# Exercise task
Without the pictures, copy the entries below word for word.

[Dataset excerpts]
* * * *
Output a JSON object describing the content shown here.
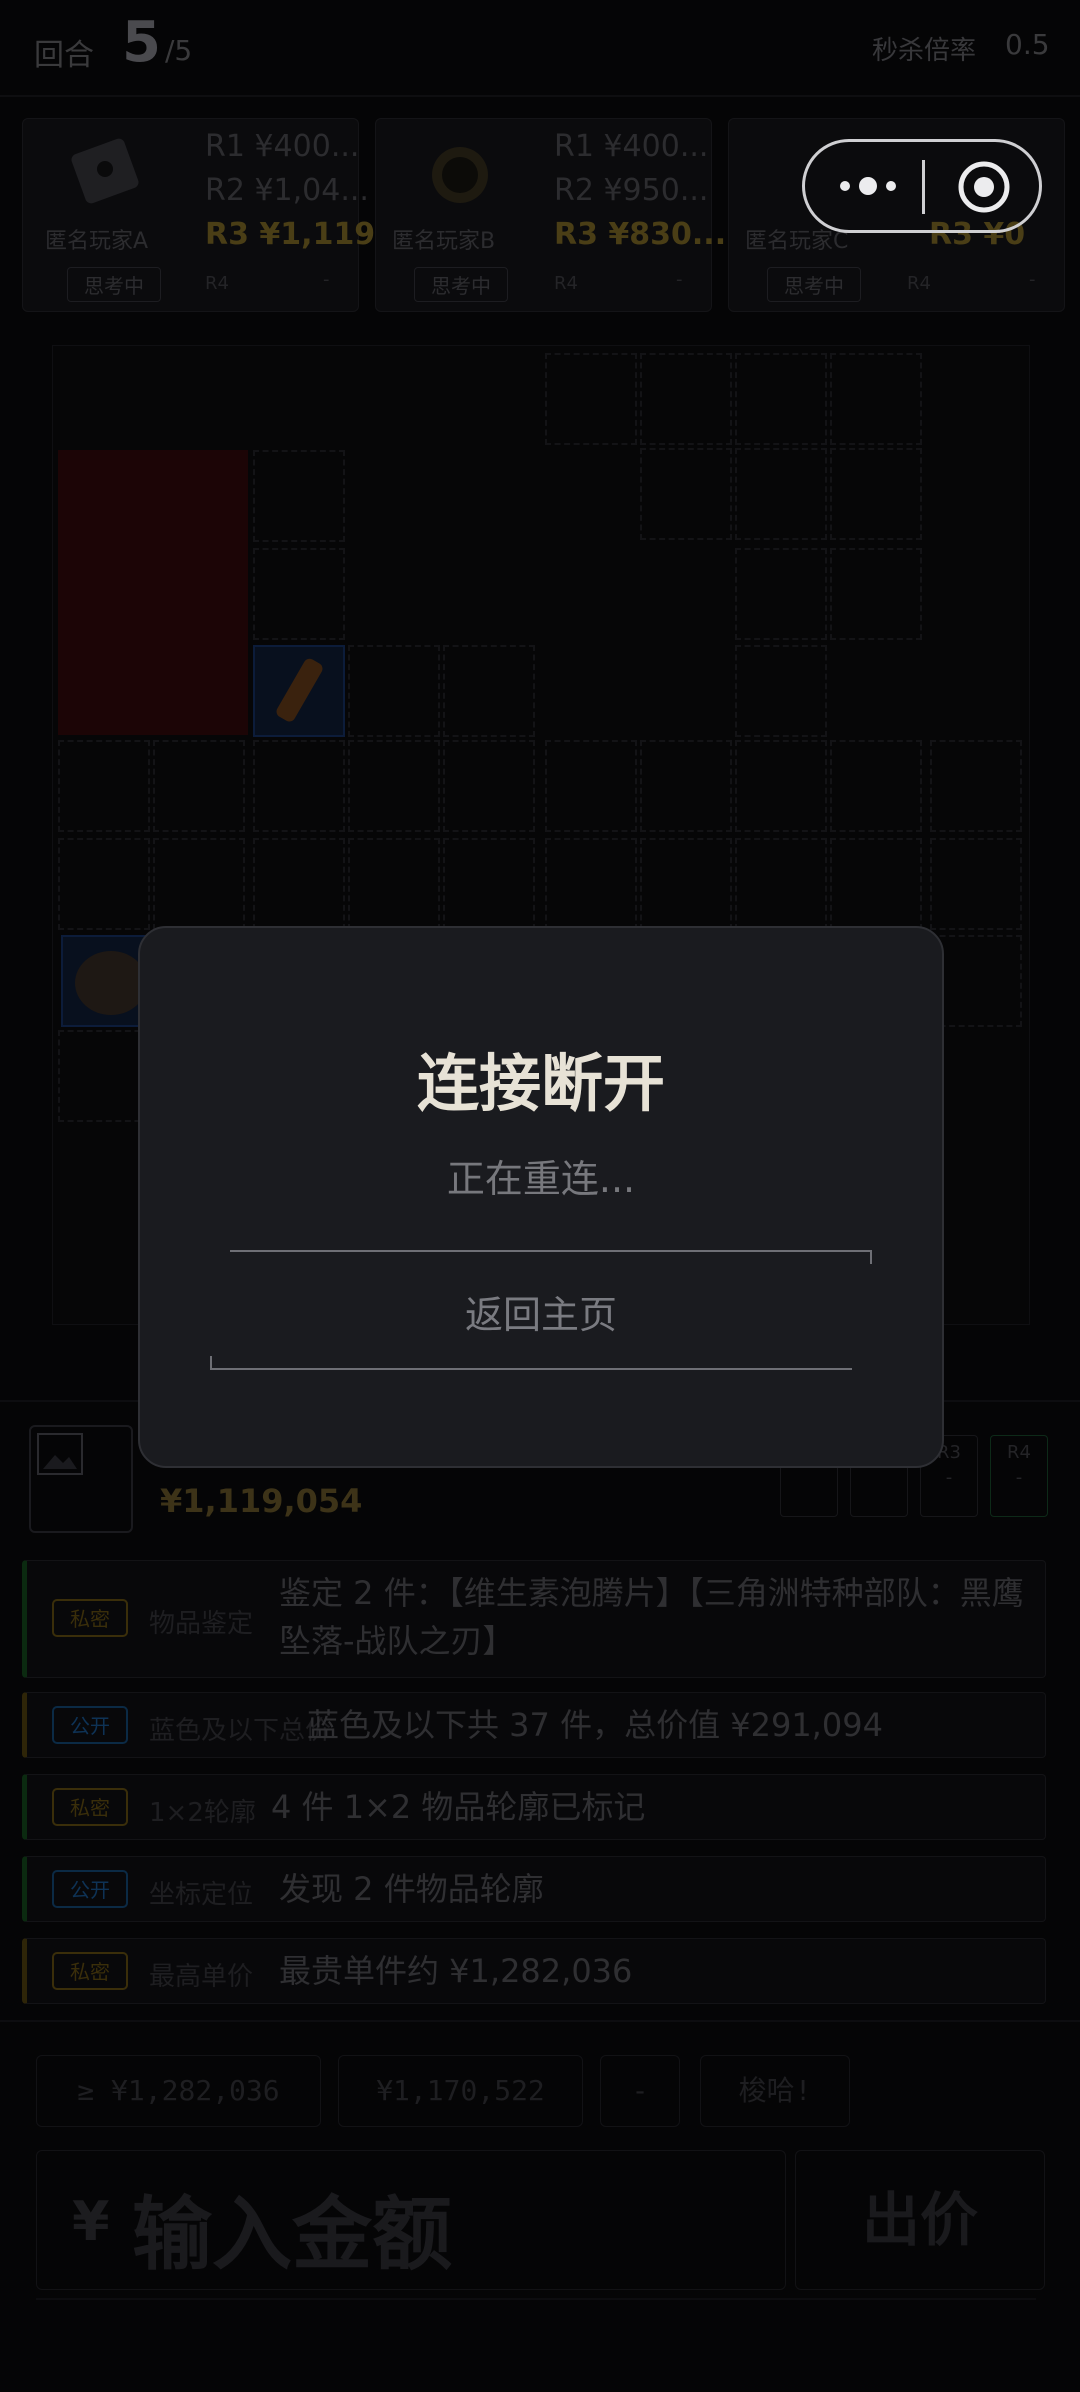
{
  "status": {
    "round_label": "回合",
    "round_current": "5",
    "round_total": "/5",
    "rate_label": "秒杀倍率",
    "rate_value": "0.5"
  },
  "players": [
    {
      "name": "匿名玩家A",
      "status": "思考中",
      "bids": [
        "R1 ¥400...",
        "R2 ¥1,04...",
        "R3 ¥1,119..."
      ],
      "r4_label": "R4",
      "r4_value": "-"
    },
    {
      "name": "匿名玩家B",
      "status": "思考中",
      "bids": [
        "R1 ¥400...",
        "R2 ¥950...",
        "R3 ¥830..."
      ],
      "r4_label": "R4",
      "r4_value": "-"
    },
    {
      "name": "匿名玩家C",
      "status": "思考中",
      "bids": [
        "R3 ¥0"
      ],
      "r4_label": "R4",
      "r4_value": "-"
    }
  ],
  "capsule": {
    "more_icon": "more-dots-icon",
    "close_icon": "target-circle-icon"
  },
  "current_item": {
    "price": "¥1,119,054",
    "round_boxes": [
      {
        "label": "",
        "value": "-"
      },
      {
        "label": "",
        "value": "-"
      },
      {
        "label": "R3",
        "value": "-"
      },
      {
        "label": "R4",
        "value": "-"
      }
    ]
  },
  "clues": [
    {
      "tag": "私密",
      "title": "物品鉴定",
      "body": "鉴定 2 件：【维生素泡腾片】【三角洲特种部队：黑鹰坠落-战队之刃】"
    },
    {
      "tag": "公开",
      "title": "蓝色及以下总价",
      "body": "蓝色及以下共 37 件，总价值 ¥291,094"
    },
    {
      "tag": "私密",
      "title": "1×2轮廓",
      "body": "4 件 1×2 物品轮廓已标记"
    },
    {
      "tag": "公开",
      "title": "坐标定位",
      "body": "发现 2 件物品轮廓"
    },
    {
      "tag": "私密",
      "title": "最高单价",
      "body": "最贵单件约 ¥1,282,036"
    }
  ],
  "bid": {
    "quick_min": "≥ ¥1,282,036",
    "quick_last": "¥1,170,522",
    "quick_dash": "-",
    "quick_kill": "梭哈!",
    "currency": "¥",
    "input_placeholder": "输入金额",
    "submit_label": "出价"
  },
  "modal": {
    "title": "连接断开",
    "subtitle": "正在重连...",
    "home_button": "返回主页"
  },
  "colors": {
    "accent_gold": "#d4a62a",
    "red_zone": "#c0161c",
    "modal_bg": "#1a1b1f",
    "title_text": "#e7e2d6"
  }
}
* * * *
# Correct response
Output a JSON object describing the content shown here.
{
  "status": {
    "round_label": "回合",
    "round_current": "5",
    "round_total": "/5",
    "rate_label": "秒杀倍率",
    "rate_value": "0.5"
  },
  "players": [
    {
      "name": "匿名玩家A",
      "status": "思考中",
      "bids": [
        "R1 ¥400...",
        "R2 ¥1,04...",
        "R3 ¥1,119..."
      ],
      "r4_label": "R4",
      "r4_value": "-"
    },
    {
      "name": "匿名玩家B",
      "status": "思考中",
      "bids": [
        "R1 ¥400...",
        "R2 ¥950...",
        "R3 ¥830..."
      ],
      "r4_label": "R4",
      "r4_value": "-"
    },
    {
      "name": "匿名玩家C",
      "status": "思考中",
      "bids": [
        "R3 ¥0"
      ],
      "r4_label": "R4",
      "r4_value": "-"
    }
  ],
  "capsule": {
    "more_icon": "more-dots-icon",
    "close_icon": "target-circle-icon"
  },
  "current_item": {
    "price": "¥1,119,054",
    "round_boxes": [
      {
        "label": "",
        "value": "-"
      },
      {
        "label": "",
        "value": "-"
      },
      {
        "label": "R3",
        "value": "-"
      },
      {
        "label": "R4",
        "value": "-"
      }
    ]
  },
  "clues": [
    {
      "tag": "私密",
      "title": "物品鉴定",
      "body": "鉴定 2 件：【维生素泡腾片】【三角洲特种部队：黑鹰坠落-战队之刃】"
    },
    {
      "tag": "公开",
      "title": "蓝色及以下总价",
      "body": "蓝色及以下共 37 件，总价值 ¥291,094"
    },
    {
      "tag": "私密",
      "title": "1×2轮廓",
      "body": "4 件 1×2 物品轮廓已标记"
    },
    {
      "tag": "公开",
      "title": "坐标定位",
      "body": "发现 2 件物品轮廓"
    },
    {
      "tag": "私密",
      "title": "最高单价",
      "body": "最贵单件约 ¥1,282,036"
    }
  ],
  "bid": {
    "quick_min": "≥ ¥1,282,036",
    "quick_last": "¥1,170,522",
    "quick_dash": "-",
    "quick_kill": "梭哈!",
    "currency": "¥",
    "input_placeholder": "输入金额",
    "submit_label": "出价"
  },
  "modal": {
    "title": "连接断开",
    "subtitle": "正在重连...",
    "home_button": "返回主页"
  },
  "colors": {
    "accent_gold": "#d4a62a",
    "red_zone": "#c0161c",
    "modal_bg": "#1a1b1f",
    "title_text": "#e7e2d6"
  }
}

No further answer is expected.